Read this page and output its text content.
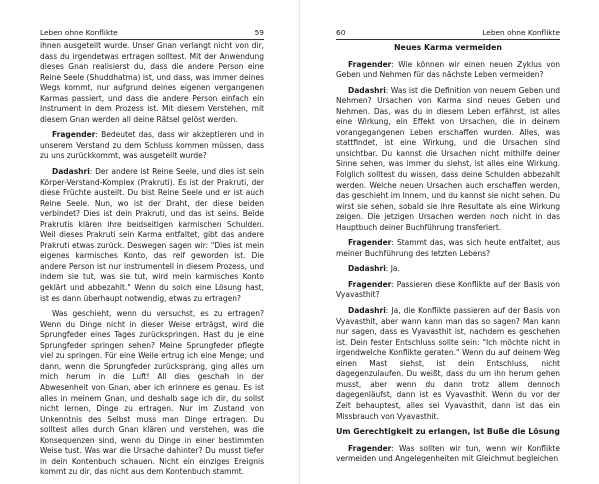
Leben ohne Konflikte	59

ihnen ausgeteilt wurde. Unser Gnan verlangt nicht von dir, dass du irgendetwas ertragen solltest. Mit der Anwendung dieses Gnan realisierst du, dass die andere Person eine Reine Seele (Shuddhatma) ist, und dass, was immer deines Wegs kommt, nur aufgrund deines eigenen vergangenen Karmas passiert, und dass die andere Person einfach ein Instrument in dem Prozess ist. Mit diesem Verstehen, mit diesem Gnan werden all deine Rätsel gelöst werden.

Fragender: Bedeutet das, dass wir akzeptieren und in unserem Verstand zu dem Schluss kommen müssen, dass zu uns zurückkommt, was ausgeteilt wurde?

Dadashri: Der andere ist Reine Seele, und dies ist sein Körper-Verstand-Komplex (Prakruti). Es ist der Prakruti, der diese Früchte austeilt. Du bist Reine Seele und er ist auch Reine Seele. Nun, wo ist der Draht, der diese beiden verbindet? Dies ist dein Prakruti, und das ist seins. Beide Prakrutis klären ihre beidseitigen karmischen Schulden. Weil dieses Prakruti sein Karma entfaltet, gibt das andere Prakruti etwas zurück. Deswegen sagen wir: "Dies ist mein eigenes karmisches Konto, das reif geworden ist. Die andere Person ist nur instrumentell in diesem Prozess, und indem sie tut, was sie tut, wird mein karmisches Konto geklärt und abbezahlt." Wenn du solch eine Lösung hast, ist es dann überhaupt notwendig, etwas zu ertragen?

Was geschieht, wenn du versuchst, es zu ertragen? Wenn du Dinge nicht in dieser Weise erträgst, wird die Sprungfeder eines Tages zurückspringen. Hast du je eine Sprungfeder springen sehen? Meine Sprungfeder pflegte viel zu springen. Für eine Weile ertrug ich eine Menge; und dann, wenn die Sprungfeder zurücksprang, ging alles um mich herum in die Luft! All dies geschah in der Abwesenheit von Gnan, aber ich erinnere es genau. Es ist alles in meinem Gnan, und deshalb sage ich dir, du sollst nicht lernen, Dinge zu ertragen. Nur im Zustand von Unkenntnis des Selbst muss man Dinge ertragen. Du solltest alles durch Gnan klären und verstehen, was die Konsequenzen sind, wenn du Dinge in einer bestimmten Weise tust. Was war die Ursache dahinter? Du musst tiefer in dein Kontenbuch schauen. Nicht ein einziges Ereignis kommt zu dir, das nicht aus dem Kontenbuch stammt.

60	Leben ohne Konflikte

Neues Karma vermeiden

Fragender: Wie können wir einen neuen Zyklus von Geben und Nehmen für das nächste Leben vermeiden?

Dadashri: Was ist die Definition von neuem Geben und Nehmen? Ursachen von Karma sind neues Geben und Nehmen. Das, was du in diesem Leben erfährst, ist alles eine Wirkung, ein Effekt von Ursachen, die in deinem vorangegangenen Leben erschaffen wurden. Alles, was stattfindet, ist eine Wirkung, und die Ursachen sind unsichtbar. Du kannst die Ursachen nicht mithilfe deiner Sinne sehen, was immer du siehst, ist alles eine Wirkung. Folglich solltest du wissen, dass deine Schulden abbezahlt werden. Welche neuen Ursachen auch erschaffen werden, das geschieht im Innern, und du kannst sie nicht sehen. Du wirst sie sehen, sobald sie ihre Resultate als eine Wirkung zeigen. Die jetzigen Ursachen werden noch nicht in das Hauptbuch deiner Buchführung transferiert.

Fragender: Stammt das, was sich heute entfaltet, aus meiner Buchführung des letzten Lebens?

Dadashri: Ja.

Fragender: Passieren diese Konflikte auf der Basis von Vyavasthit?

Dadashri: Ja, die Konflikte passieren auf der Basis von Vyavasthit, aber wann kann man das so sagen? Man kann nur sagen, dass es Vyavasthit ist, nachdem es geschehen ist. Dein fester Entschluss sollte sein: "Ich möchte nicht in irgendwelche Konflikte geraten." Wenn du auf deinem Weg einen Mast siehst, ist dein Entschluss, nicht dagegenzulaufen. Du weißt, dass du um ihn herum gehen musst, aber wenn du dann trotz allem dennoch dagegenläufst, dann ist es Vyavasthit. Wenn du vor der Zeit behauptest, alles sei Vyavasthit, dann ist das ein Missbrauch von Vyavasthit.

Um Gerechtigkeit zu erlangen, ist Buße die Lösung

Fragender: Was sollten wir tun, wenn wir Konflikte vermeiden und Angelegenheiten mit Gleichmut begleichen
= = =
◆ EXERCISE PROMPT: Lines above with "ohne" in them are the ones to copy.

◆ EXERCISE RESULT:
Leben ohne Konflikte	59
60	Leben ohne Konflikte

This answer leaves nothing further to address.